** Start of DATA EXCERPTS **

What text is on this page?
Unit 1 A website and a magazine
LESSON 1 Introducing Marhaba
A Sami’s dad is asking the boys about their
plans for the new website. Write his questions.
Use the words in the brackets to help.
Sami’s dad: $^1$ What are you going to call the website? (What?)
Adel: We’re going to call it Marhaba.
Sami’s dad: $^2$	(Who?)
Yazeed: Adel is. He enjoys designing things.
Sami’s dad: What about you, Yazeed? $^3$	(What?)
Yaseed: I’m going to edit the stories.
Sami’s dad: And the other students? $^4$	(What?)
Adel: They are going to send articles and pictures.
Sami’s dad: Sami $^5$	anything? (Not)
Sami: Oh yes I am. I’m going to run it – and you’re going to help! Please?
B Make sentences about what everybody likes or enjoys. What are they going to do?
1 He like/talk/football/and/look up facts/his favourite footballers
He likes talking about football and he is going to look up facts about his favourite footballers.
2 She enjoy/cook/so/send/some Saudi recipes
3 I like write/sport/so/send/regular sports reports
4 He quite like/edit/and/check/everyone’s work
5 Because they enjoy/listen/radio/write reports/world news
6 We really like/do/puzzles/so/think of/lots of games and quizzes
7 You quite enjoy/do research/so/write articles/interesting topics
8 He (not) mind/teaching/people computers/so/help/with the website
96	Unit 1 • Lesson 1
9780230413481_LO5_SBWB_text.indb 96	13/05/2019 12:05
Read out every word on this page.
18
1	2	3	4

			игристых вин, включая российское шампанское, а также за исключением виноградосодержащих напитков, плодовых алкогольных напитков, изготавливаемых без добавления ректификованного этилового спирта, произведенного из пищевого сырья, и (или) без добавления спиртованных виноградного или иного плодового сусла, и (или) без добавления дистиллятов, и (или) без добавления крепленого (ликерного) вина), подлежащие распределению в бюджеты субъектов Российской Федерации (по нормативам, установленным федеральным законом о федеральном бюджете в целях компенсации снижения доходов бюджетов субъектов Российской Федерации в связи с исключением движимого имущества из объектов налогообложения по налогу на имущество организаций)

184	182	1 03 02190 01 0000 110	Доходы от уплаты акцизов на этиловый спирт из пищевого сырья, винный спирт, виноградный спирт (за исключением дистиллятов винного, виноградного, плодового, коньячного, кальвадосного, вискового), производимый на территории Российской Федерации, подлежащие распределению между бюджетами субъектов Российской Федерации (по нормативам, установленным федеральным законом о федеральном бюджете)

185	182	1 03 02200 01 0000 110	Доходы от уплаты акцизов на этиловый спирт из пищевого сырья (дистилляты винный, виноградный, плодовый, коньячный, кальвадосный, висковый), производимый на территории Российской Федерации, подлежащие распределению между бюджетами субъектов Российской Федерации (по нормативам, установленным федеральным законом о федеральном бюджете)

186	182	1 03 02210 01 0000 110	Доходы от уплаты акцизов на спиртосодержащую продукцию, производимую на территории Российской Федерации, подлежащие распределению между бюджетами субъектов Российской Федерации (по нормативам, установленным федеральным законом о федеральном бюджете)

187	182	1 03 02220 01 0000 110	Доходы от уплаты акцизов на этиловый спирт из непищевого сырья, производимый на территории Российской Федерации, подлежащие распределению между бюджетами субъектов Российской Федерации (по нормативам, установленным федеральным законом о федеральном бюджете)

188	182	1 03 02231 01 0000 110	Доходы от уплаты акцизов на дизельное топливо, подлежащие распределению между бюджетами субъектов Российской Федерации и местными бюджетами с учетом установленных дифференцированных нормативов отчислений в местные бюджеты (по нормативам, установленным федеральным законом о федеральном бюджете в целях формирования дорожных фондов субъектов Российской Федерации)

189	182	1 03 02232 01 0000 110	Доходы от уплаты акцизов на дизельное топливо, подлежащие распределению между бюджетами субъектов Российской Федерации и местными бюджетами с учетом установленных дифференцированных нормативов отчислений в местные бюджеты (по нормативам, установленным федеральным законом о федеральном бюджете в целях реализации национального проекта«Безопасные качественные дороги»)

** End of DATA EXCERPTS **

Write the listing out again, exactly as shown above.

> _TASK OUTPUT_:
What text is on this page?
Unit 1 A website and a magazine
LESSON 1 Introducing Marhaba
A Sami’s dad is asking the boys about their
plans for the new website. Write his questions.
Use the words in the brackets to help.
Sami’s dad: $^1$ What are you going to call the website? (What?)
Adel: We’re going to call it Marhaba.
Sami’s dad: $^2$	(Who?)
Yazeed: Adel is. He enjoys designing things.
Sami’s dad: What about you, Yazeed? $^3$	(What?)
Yaseed: I’m going to edit the stories.
Sami’s dad: And the other students? $^4$	(What?)
Adel: They are going to send articles and pictures.
Sami’s dad: Sami $^5$	anything? (Not)
Sami: Oh yes I am. I’m going to run it – and you’re going to help! Please?
B Make sentences about what everybody likes or enjoys. What are they going to do?
1 He like/talk/football/and/look up facts/his favourite footballers
He likes talking about football and he is going to look up facts about his favourite footballers.
2 She enjoy/cook/so/send/some Saudi recipes
3 I like write/sport/so/send/regular sports reports
4 He quite like/edit/and/check/everyone’s work
5 Because they enjoy/listen/radio/write reports/world news
6 We really like/do/puzzles/so/think of/lots of games and quizzes
7 You quite enjoy/do research/so/write articles/interesting topics
8 He (not) mind/teaching/people computers/so/help/with the website
96	Unit 1 • Lesson 1
9780230413481_LO5_SBWB_text.indb 96	13/05/2019 12:05
Read out every word on this page.
18
1	2	3	4

			игристых вин, включая российское шампанское, а также за исключением виноградосодержащих напитков, плодовых алкогольных напитков, изготавливаемых без добавления ректификованного этилового спирта, произведенного из пищевого сырья, и (или) без добавления спиртованных виноградного или иного плодового сусла, и (или) без добавления дистиллятов, и (или) без добавления крепленого (ликерного) вина), подлежащие распределению в бюджеты субъектов Российской Федерации (по нормативам, установленным федеральным законом о федеральном бюджете в целях компенсации снижения доходов бюджетов субъектов Российской Федерации в связи с исключением движимого имущества из объектов налогообложения по налогу на имущество организаций)

184	182	1 03 02190 01 0000 110	Доходы от уплаты акцизов на этиловый спирт из пищевого сырья, винный спирт, виноградный спирт (за исключением дистиллятов винного, виноградного, плодового, коньячного, кальвадосного, вискового), производимый на территории Российской Федерации, подлежащие распределению между бюджетами субъектов Российской Федерации (по нормативам, установленным федеральным законом о федеральном бюджете)

185	182	1 03 02200 01 0000 110	Доходы от уплаты акцизов на этиловый спирт из пищевого сырья (дистилляты винный, виноградный, плодовый, коньячный, кальвадосный, висковый), производимый на территории Российской Федерации, подлежащие распределению между бюджетами субъектов Российской Федерации (по нормативам, установленным федеральным законом о федеральном бюджете)

186	182	1 03 02210 01 0000 110	Доходы от уплаты акцизов на спиртосодержащую продукцию, производимую на территории Российской Федерации, подлежащие распределению между бюджетами субъектов Российской Федерации (по нормативам, установленным федеральным законом о федеральном бюджете)

187	182	1 03 02220 01 0000 110	Доходы от уплаты акцизов на этиловый спирт из непищевого сырья, производимый на территории Российской Федерации, подлежащие распределению между бюджетами субъектов Российской Федерации (по нормативам, установленным федеральным законом о федеральном бюджете)

188	182	1 03 02231 01 0000 110	Доходы от уплаты акцизов на дизельное топливо, подлежащие распределению между бюджетами субъектов Российской Федерации и местными бюджетами с учетом установленных дифференцированных нормативов отчислений в местные бюджеты (по нормативам, установленным федеральным законом о федеральном бюджете в целях формирования дорожных фондов субъектов Российской Федерации)

189	182	1 03 02232 01 0000 110	Доходы от уплаты акцизов на дизельное топливо, подлежащие распределению между бюджетами субъектов Российской Федерации и местными бюджетами с учетом установленных дифференцированных нормативов отчислений в местные бюджеты (по нормативам, установленным федеральным законом о федеральном бюджете в целях реализации национального проекта«Безопасные качественные дороги»)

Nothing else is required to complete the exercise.